> _EXERCISE_
Emit the entire listing verbatim.

> _MATERIAL_
┄┄┄┄┄┄┄┄┄┄┄┄┄┄┄┄┄┄┄┄

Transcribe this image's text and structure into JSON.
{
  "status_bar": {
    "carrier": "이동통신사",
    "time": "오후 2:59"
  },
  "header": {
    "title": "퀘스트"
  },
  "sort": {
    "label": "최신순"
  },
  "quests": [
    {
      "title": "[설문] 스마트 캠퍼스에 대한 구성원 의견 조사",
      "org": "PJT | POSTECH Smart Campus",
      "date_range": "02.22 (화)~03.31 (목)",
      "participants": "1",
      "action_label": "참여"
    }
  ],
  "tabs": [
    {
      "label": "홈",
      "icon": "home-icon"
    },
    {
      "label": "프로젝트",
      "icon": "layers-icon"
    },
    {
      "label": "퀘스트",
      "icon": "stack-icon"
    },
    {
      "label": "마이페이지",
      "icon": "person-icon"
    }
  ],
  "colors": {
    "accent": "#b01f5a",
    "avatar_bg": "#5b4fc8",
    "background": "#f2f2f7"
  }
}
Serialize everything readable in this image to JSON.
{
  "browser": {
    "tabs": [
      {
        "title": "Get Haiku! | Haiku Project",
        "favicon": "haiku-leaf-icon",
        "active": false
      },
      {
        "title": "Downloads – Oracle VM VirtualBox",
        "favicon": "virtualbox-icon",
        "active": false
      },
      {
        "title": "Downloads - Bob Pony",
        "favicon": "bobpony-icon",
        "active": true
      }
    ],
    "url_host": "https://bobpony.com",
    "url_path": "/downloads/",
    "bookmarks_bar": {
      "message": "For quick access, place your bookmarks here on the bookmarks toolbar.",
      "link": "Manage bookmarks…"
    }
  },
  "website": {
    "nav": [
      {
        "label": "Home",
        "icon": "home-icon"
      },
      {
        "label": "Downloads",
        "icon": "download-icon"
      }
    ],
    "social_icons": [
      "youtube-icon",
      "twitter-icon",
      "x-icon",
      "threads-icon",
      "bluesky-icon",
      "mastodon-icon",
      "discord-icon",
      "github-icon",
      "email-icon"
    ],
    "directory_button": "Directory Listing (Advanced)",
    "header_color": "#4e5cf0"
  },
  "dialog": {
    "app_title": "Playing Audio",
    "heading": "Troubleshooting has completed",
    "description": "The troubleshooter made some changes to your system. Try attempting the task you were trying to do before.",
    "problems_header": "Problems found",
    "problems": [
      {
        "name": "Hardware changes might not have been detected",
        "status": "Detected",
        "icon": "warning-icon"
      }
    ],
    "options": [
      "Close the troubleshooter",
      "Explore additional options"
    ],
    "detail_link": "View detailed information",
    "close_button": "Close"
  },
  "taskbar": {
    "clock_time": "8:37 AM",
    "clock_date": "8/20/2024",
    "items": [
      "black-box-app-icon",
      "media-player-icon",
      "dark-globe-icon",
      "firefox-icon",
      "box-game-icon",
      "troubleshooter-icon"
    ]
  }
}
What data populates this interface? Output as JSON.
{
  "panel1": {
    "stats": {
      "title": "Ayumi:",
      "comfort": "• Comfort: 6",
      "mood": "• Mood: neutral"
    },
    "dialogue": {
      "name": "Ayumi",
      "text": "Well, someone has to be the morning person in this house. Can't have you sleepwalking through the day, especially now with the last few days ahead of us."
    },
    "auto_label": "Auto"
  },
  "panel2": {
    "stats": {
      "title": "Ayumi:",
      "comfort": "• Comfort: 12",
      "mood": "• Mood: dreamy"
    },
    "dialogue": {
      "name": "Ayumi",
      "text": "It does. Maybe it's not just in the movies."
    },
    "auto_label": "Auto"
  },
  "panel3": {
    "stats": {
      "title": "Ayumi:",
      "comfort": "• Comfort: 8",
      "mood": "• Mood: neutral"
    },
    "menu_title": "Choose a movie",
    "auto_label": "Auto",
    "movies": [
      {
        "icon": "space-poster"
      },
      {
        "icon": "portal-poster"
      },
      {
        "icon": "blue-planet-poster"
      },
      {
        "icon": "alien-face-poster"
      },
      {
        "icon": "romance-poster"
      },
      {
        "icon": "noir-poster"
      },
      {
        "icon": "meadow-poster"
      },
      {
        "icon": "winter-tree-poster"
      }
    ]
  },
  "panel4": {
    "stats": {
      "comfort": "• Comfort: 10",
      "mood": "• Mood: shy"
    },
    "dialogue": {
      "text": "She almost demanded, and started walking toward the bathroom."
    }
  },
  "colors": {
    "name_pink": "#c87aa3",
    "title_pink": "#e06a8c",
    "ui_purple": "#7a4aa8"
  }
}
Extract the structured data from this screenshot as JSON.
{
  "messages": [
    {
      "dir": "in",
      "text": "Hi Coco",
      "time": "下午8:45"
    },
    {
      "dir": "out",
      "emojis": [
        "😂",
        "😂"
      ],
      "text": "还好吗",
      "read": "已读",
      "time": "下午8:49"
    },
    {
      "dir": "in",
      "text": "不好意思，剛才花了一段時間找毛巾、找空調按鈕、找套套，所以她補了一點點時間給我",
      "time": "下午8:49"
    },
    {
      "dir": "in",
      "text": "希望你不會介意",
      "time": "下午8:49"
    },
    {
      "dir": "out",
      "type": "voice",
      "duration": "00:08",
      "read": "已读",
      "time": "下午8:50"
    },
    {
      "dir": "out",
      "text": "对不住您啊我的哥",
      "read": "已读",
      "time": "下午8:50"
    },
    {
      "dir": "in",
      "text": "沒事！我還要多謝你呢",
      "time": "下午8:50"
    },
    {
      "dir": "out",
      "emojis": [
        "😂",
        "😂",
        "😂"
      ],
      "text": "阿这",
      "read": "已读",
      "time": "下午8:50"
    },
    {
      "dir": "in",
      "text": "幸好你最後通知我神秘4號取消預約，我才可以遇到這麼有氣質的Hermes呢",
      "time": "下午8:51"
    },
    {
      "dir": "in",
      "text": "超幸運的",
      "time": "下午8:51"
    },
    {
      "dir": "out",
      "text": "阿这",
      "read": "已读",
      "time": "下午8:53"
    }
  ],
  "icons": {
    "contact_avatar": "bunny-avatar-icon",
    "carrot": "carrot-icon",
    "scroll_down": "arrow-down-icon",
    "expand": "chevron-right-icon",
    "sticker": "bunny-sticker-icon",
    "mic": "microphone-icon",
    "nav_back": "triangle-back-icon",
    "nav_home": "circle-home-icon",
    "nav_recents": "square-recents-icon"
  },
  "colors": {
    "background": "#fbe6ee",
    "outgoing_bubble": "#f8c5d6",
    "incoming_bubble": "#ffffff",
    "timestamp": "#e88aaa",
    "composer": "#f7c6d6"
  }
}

┄┄┄┄┄┄┄┄┄┄┄┄┄┄┄┄┄┄┄┄

> _WRITTEN ANSWER_
Transcribe this image's text and structure into JSON.
{
  "status_bar": {
    "carrier": "이동통신사",
    "time": "오후 2:59"
  },
  "header": {
    "title": "퀘스트"
  },
  "sort": {
    "label": "최신순"
  },
  "quests": [
    {
      "title": "[설문] 스마트 캠퍼스에 대한 구성원 의견 조사",
      "org": "PJT | POSTECH Smart Campus",
      "date_range": "02.22 (화)~03.31 (목)",
      "participants": "1",
      "action_label": "참여"
    }
  ],
  "tabs": [
    {
      "label": "홈",
      "icon": "home-icon"
    },
    {
      "label": "프로젝트",
      "icon": "layers-icon"
    },
    {
      "label": "퀘스트",
      "icon": "stack-icon"
    },
    {
      "label": "마이페이지",
      "icon": "person-icon"
    }
  ],
  "colors": {
    "accent": "#b01f5a",
    "avatar_bg": "#5b4fc8",
    "background": "#f2f2f7"
  }
}
Serialize everything readable in this image to JSON.
{
  "browser": {
    "tabs": [
      {
        "title": "Get Haiku! | Haiku Project",
        "favicon": "haiku-leaf-icon",
        "active": false
      },
      {
        "title": "Downloads – Oracle VM VirtualBox",
        "favicon": "virtualbox-icon",
        "active": false
      },
      {
        "title": "Downloads - Bob Pony",
        "favicon": "bobpony-icon",
        "active": true
      }
    ],
    "url_host": "https://bobpony.com",
    "url_path": "/downloads/",
    "bookmarks_bar": {
      "message": "For quick access, place your bookmarks here on the bookmarks toolbar.",
      "link": "Manage bookmarks…"
    }
  },
  "website": {
    "nav": [
      {
        "label": "Home",
        "icon": "home-icon"
      },
      {
        "label": "Downloads",
        "icon": "download-icon"
      }
    ],
    "social_icons": [
      "youtube-icon",
      "twitter-icon",
      "x-icon",
      "threads-icon",
      "bluesky-icon",
      "mastodon-icon",
      "discord-icon",
      "github-icon",
      "email-icon"
    ],
    "directory_button": "Directory Listing (Advanced)",
    "header_color": "#4e5cf0"
  },
  "dialog": {
    "app_title": "Playing Audio",
    "heading": "Troubleshooting has completed",
    "description": "The troubleshooter made some changes to your system. Try attempting the task you were trying to do before.",
    "problems_header": "Problems found",
    "problems": [
      {
        "name": "Hardware changes might not have been detected",
        "status": "Detected",
        "icon": "warning-icon"
      }
    ],
    "options": [
      "Close the troubleshooter",
      "Explore additional options"
    ],
    "detail_link": "View detailed information",
    "close_button": "Close"
  },
  "taskbar": {
    "clock_time": "8:37 AM",
    "clock_date": "8/20/2024",
    "items": [
      "black-box-app-icon",
      "media-player-icon",
      "dark-globe-icon",
      "firefox-icon",
      "box-game-icon",
      "troubleshooter-icon"
    ]
  }
}
What data populates this interface? Output as JSON.
{
  "panel1": {
    "stats": {
      "title": "Ayumi:",
      "comfort": "• Comfort: 6",
      "mood": "• Mood: neutral"
    },
    "dialogue": {
      "name": "Ayumi",
      "text": "Well, someone has to be the morning person in this house. Can't have you sleepwalking through the day, especially now with the last few days ahead of us."
    },
    "auto_label": "Auto"
  },
  "panel2": {
    "stats": {
      "title": "Ayumi:",
      "comfort": "• Comfort: 12",
      "mood": "• Mood: dreamy"
    },
    "dialogue": {
      "name": "Ayumi",
      "text": "It does. Maybe it's not just in the movies."
    },
    "auto_label": "Auto"
  },
  "panel3": {
    "stats": {
      "title": "Ayumi:",
      "comfort": "• Comfort: 8",
      "mood": "• Mood: neutral"
    },
    "menu_title": "Choose a movie",
    "auto_label": "Auto",
    "movies": [
      {
        "icon": "space-poster"
      },
      {
        "icon": "portal-poster"
      },
      {
        "icon": "blue-planet-poster"
      },
      {
        "icon": "alien-face-poster"
      },
      {
        "icon": "romance-poster"
      },
      {
        "icon": "noir-poster"
      },
      {
        "icon": "meadow-poster"
      },
      {
        "icon": "winter-tree-poster"
      }
    ]
  },
  "panel4": {
    "stats": {
      "comfort": "• Comfort: 10",
      "mood": "• Mood: shy"
    },
    "dialogue": {
      "text": "She almost demanded, and started walking toward the bathroom."
    }
  },
  "colors": {
    "name_pink": "#c87aa3",
    "title_pink": "#e06a8c",
    "ui_purple": "#7a4aa8"
  }
}
Extract the structured data from this screenshot as JSON.
{
  "messages": [
    {
      "dir": "in",
      "text": "Hi Coco",
      "time": "下午8:45"
    },
    {
      "dir": "out",
      "emojis": [
        "😂",
        "😂"
      ],
      "text": "还好吗",
      "read": "已读",
      "time": "下午8:49"
    },
    {
      "dir": "in",
      "text": "不好意思，剛才花了一段時間找毛巾、找空調按鈕、找套套，所以她補了一點點時間給我",
      "time": "下午8:49"
    },
    {
      "dir": "in",
      "text": "希望你不會介意",
      "time": "下午8:49"
    },
    {
      "dir": "out",
      "type": "voice",
      "duration": "00:08",
      "read": "已读",
      "time": "下午8:50"
    },
    {
      "dir": "out",
      "text": "对不住您啊我的哥",
      "read": "已读",
      "time": "下午8:50"
    },
    {
      "dir": "in",
      "text": "沒事！我還要多謝你呢",
      "time": "下午8:50"
    },
    {
      "dir": "out",
      "emojis": [
        "😂",
        "😂",
        "😂"
      ],
      "text": "阿这",
      "read": "已读",
      "time": "下午8:50"
    },
    {
      "dir": "in",
      "text": "幸好你最後通知我神秘4號取消預約，我才可以遇到這麼有氣質的Hermes呢",
      "time": "下午8:51"
    },
    {
      "dir": "in",
      "text": "超幸運的",
      "time": "下午8:51"
    },
    {
      "dir": "out",
      "text": "阿这",
      "read": "已读",
      "time": "下午8:53"
    }
  ],
  "icons": {
    "contact_avatar": "bunny-avatar-icon",
    "carrot": "carrot-icon",
    "scroll_down": "arrow-down-icon",
    "expand": "chevron-right-icon",
    "sticker": "bunny-sticker-icon",
    "mic": "microphone-icon",
    "nav_back": "triangle-back-icon",
    "nav_home": "circle-home-icon",
    "nav_recents": "square-recents-icon"
  },
  "colors": {
    "background": "#fbe6ee",
    "outgoing_bubble": "#f8c5d6",
    "incoming_bubble": "#ffffff",
    "timestamp": "#e88aaa",
    "composer": "#f7c6d6"
  }
}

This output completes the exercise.